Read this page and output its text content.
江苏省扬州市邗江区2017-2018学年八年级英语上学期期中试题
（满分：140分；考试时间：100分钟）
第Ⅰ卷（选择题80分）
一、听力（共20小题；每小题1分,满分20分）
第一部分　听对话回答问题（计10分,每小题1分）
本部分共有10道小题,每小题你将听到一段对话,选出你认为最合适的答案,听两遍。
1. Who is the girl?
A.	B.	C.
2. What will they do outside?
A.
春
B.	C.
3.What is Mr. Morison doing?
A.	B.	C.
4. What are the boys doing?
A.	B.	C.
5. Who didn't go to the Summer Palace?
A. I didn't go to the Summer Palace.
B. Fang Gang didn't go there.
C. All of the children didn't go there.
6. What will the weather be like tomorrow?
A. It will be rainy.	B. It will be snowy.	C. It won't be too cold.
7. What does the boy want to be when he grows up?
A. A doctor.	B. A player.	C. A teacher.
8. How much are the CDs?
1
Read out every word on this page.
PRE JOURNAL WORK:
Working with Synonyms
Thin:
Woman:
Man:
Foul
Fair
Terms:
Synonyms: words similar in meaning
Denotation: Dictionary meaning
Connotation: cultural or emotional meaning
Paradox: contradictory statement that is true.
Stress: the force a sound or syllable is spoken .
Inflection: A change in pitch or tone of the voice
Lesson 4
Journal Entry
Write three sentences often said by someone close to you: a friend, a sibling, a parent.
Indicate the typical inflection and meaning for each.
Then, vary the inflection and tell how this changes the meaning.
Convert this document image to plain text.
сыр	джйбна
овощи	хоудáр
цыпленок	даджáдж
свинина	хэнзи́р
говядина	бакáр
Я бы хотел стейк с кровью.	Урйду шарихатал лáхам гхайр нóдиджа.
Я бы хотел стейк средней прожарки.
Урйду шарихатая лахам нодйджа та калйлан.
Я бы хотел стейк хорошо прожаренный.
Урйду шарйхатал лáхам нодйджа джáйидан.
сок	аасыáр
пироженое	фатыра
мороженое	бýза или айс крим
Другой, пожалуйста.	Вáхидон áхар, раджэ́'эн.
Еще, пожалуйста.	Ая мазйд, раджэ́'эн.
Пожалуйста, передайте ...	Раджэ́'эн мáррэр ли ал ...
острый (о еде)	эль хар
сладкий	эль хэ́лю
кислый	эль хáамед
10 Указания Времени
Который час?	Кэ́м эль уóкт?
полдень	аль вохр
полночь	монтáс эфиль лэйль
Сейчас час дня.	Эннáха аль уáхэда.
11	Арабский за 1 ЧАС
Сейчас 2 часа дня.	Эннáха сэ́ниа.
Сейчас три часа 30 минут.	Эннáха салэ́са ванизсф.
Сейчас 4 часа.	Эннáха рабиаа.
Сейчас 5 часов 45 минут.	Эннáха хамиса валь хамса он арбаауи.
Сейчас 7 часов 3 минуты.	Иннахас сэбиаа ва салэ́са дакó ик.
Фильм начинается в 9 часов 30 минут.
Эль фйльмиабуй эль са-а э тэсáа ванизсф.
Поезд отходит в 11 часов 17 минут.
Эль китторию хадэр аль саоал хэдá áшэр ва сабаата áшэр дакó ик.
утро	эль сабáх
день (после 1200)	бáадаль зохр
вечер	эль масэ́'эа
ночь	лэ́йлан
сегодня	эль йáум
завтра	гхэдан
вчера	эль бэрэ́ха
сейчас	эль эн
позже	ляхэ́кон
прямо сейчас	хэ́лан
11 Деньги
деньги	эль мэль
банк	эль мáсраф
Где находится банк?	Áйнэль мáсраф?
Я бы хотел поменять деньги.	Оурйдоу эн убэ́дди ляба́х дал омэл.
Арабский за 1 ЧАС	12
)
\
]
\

**Requirement**
Return every line from the records above that holds the word "лáхам".

**Result of the exercise**
Я бы хотел стейк с кровью.	Урйду шарихатал лáхам гхайр нóдиджа.
Урйду шарйхатал лáхам нодйджа джáйидан.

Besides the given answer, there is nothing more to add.